Annotated element entries:
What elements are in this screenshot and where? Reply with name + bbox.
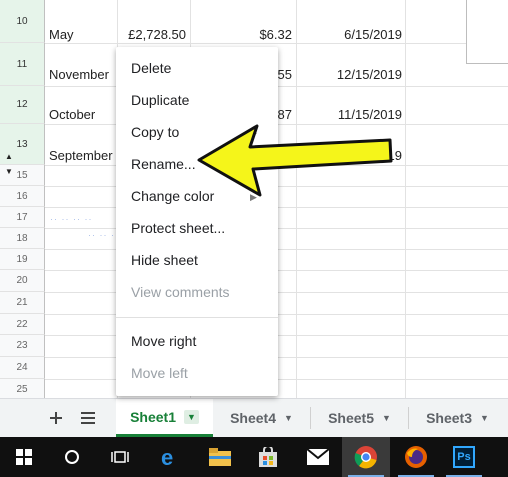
row-header-23[interactable]: 23 [0,335,45,357]
menu-item-protect-sheet[interactable]: Protect sheet... [131,220,225,236]
caret-down-icon[interactable]: ▼ [184,409,199,424]
store-icon[interactable] [244,437,292,477]
search-circle-icon[interactable] [48,437,96,477]
row-header-12[interactable]: 12 [0,86,45,124]
menu-item-duplicate[interactable]: Duplicate [131,92,189,108]
sheet-tab-bar: Sheet1 ▼ Sheet4 ▼ Sheet5 ▼ Sheet3 ▼ [0,398,508,437]
row-header-18[interactable]: 18 [0,228,45,249]
faint-text-artifact: ·· ·· ·· ·· [50,214,93,224]
chrome-icon[interactable] [342,437,390,477]
tab-sheet5[interactable]: Sheet5 ▼ [311,399,408,437]
file-explorer-icon[interactable] [196,437,244,477]
cell-amount[interactable]: £2,728.50 [120,27,186,42]
menu-item-delete[interactable]: Delete [131,60,171,76]
cell-date[interactable]: 6/15/2019 [300,27,402,42]
embedded-chart[interactable] [466,0,508,64]
caret-down-icon[interactable]: ▼ [284,413,293,423]
row-header-20[interactable]: 20 [0,270,45,292]
menu-item-rename[interactable]: Rename... [131,156,196,172]
group-expand-icon[interactable]: ▼ [5,167,13,176]
plus-icon[interactable] [44,399,68,437]
cell-month[interactable]: November [49,67,109,82]
row-header-25[interactable]: 25 [0,379,45,398]
row-header-17[interactable]: 17 [0,207,45,228]
menu-item-view-comments: View comments [131,284,230,300]
tab-label: Sheet5 [328,410,374,426]
task-view-icon[interactable] [96,437,144,477]
row-header-22[interactable]: 22 [0,314,45,335]
cell-month[interactable]: September [49,148,113,163]
group-collapse-icon[interactable]: ▲ [5,152,13,161]
tab-sheet3[interactable]: Sheet3 ▼ [409,399,506,437]
row-header-21[interactable]: 21 [0,292,45,314]
sheet-context-menu: Delete Duplicate Copy to ▶ Rename... Cha… [116,47,278,396]
tab-label: Sheet4 [230,410,276,426]
photoshop-icon[interactable]: Ps [440,437,488,477]
submenu-arrow-icon: ▶ [250,192,257,202]
svg-text:e: e [161,446,173,468]
caret-down-icon[interactable]: ▼ [480,413,489,423]
tab-sheet4[interactable]: Sheet4 ▼ [213,399,310,437]
cell-month[interactable]: October [49,107,95,122]
row-header-10[interactable]: 10 [0,0,45,43]
edge-icon[interactable]: e [146,437,194,477]
windows-start-icon[interactable] [0,437,48,477]
menu-item-move-right[interactable]: Move right [131,333,196,349]
submenu-arrow-icon: ▶ [250,128,257,138]
mail-icon[interactable] [294,437,342,477]
tab-label: Sheet1 [130,408,176,425]
caret-down-icon[interactable]: ▼ [382,413,391,423]
cell-date[interactable]: 10/15/2019 [300,148,402,163]
tab-sheet1[interactable]: Sheet1 ▼ [116,399,213,437]
cell-date[interactable]: 11/15/2019 [300,107,402,122]
row-header-16[interactable]: 16 [0,186,45,207]
faint-text-artifact: ·· ·· ·· [88,230,119,240]
tab-label: Sheet3 [426,410,472,426]
list-icon[interactable] [76,399,100,437]
windows-taskbar: e Ps [0,437,508,477]
menu-item-copy-to[interactable]: Copy to [131,124,179,140]
cell-fee[interactable]: $6.32 [194,27,292,42]
row-header-11[interactable]: 11 [0,43,45,86]
menu-item-move-left: Move left [131,365,188,381]
cell-date[interactable]: 12/15/2019 [300,67,402,82]
cell-month[interactable]: May [49,27,74,42]
menu-item-hide-sheet[interactable]: Hide sheet [131,252,198,268]
menu-item-change-color[interactable]: Change color [131,188,214,204]
row-header-19[interactable]: 19 [0,249,45,270]
row-header-24[interactable]: 24 [0,357,45,379]
photoshop-label: Ps [453,446,475,468]
firefox-icon[interactable] [392,437,440,477]
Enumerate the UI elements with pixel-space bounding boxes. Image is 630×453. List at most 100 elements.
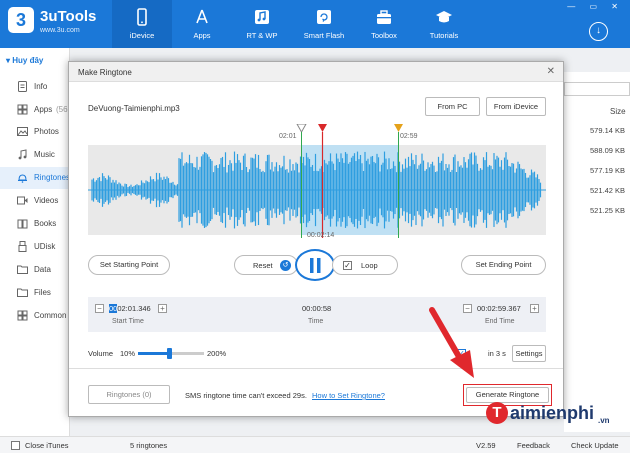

== TASK TO COMPLETE ==
Please pull out every line of the material above that contains the string "label", treating uppercase and lowercase as different, and copy each such line.

== TASK RESULT ==
tab-label: Sheet5 [328,410,374,426]
tab-label: Sheet4 [230,410,276,426]
tab-label: Sheet1 [130,408,176,425]
tab-label: Sheet3 [426,410,472,426]
photoshop-label: Ps [453,446,475,468]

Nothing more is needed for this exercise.